═════ SOURCE RECORDS

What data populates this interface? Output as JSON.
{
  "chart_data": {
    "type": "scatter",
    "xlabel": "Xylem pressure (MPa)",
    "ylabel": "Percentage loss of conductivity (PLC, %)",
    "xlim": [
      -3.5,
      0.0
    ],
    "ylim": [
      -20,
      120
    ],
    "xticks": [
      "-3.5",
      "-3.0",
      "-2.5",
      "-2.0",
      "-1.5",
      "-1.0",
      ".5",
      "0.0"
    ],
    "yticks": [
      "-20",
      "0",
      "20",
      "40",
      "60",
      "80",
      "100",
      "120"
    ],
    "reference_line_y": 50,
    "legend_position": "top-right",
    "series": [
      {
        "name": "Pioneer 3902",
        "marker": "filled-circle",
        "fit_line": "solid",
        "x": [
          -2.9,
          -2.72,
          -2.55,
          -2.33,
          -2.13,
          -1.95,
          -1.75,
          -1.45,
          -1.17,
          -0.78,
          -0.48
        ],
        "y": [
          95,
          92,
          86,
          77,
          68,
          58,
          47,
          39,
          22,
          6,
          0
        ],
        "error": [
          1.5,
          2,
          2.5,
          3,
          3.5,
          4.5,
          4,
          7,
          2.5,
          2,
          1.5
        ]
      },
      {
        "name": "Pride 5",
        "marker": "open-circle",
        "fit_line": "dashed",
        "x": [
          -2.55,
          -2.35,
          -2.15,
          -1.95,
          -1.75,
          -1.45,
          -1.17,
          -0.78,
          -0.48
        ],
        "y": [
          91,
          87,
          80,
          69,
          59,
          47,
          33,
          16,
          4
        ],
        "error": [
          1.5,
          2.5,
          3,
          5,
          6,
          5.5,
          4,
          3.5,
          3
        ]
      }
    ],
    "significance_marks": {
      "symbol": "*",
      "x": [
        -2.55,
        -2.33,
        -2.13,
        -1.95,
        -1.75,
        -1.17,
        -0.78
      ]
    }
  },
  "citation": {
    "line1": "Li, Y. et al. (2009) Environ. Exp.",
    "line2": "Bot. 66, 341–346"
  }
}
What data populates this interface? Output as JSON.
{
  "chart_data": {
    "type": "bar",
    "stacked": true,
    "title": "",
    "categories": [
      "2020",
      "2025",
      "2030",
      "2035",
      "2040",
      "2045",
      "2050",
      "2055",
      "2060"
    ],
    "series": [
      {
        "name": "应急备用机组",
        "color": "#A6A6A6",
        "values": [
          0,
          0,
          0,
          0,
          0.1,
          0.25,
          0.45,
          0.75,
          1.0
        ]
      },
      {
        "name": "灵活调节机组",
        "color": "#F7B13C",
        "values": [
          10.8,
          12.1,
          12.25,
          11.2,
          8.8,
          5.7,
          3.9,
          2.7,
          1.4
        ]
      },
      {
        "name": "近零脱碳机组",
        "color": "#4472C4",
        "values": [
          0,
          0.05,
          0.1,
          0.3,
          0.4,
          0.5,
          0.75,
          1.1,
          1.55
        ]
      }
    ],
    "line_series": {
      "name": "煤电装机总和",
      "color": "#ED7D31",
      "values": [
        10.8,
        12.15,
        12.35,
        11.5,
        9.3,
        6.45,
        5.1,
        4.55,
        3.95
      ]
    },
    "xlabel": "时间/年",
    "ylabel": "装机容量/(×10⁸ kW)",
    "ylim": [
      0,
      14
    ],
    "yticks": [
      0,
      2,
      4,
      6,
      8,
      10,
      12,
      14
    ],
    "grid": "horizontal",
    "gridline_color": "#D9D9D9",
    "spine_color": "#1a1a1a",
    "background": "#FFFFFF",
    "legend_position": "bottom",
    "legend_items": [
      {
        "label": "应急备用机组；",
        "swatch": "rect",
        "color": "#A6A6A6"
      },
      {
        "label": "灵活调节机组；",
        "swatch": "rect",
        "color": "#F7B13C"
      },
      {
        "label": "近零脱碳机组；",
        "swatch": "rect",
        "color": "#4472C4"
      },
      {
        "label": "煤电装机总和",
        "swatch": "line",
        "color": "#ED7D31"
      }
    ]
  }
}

══════════

DO THIS:
From the entries, copy out each line containing the word "circle".

OUTPUT FOR THIS TASK:
        "marker": "filled-circle",
        "marker": "open-circle",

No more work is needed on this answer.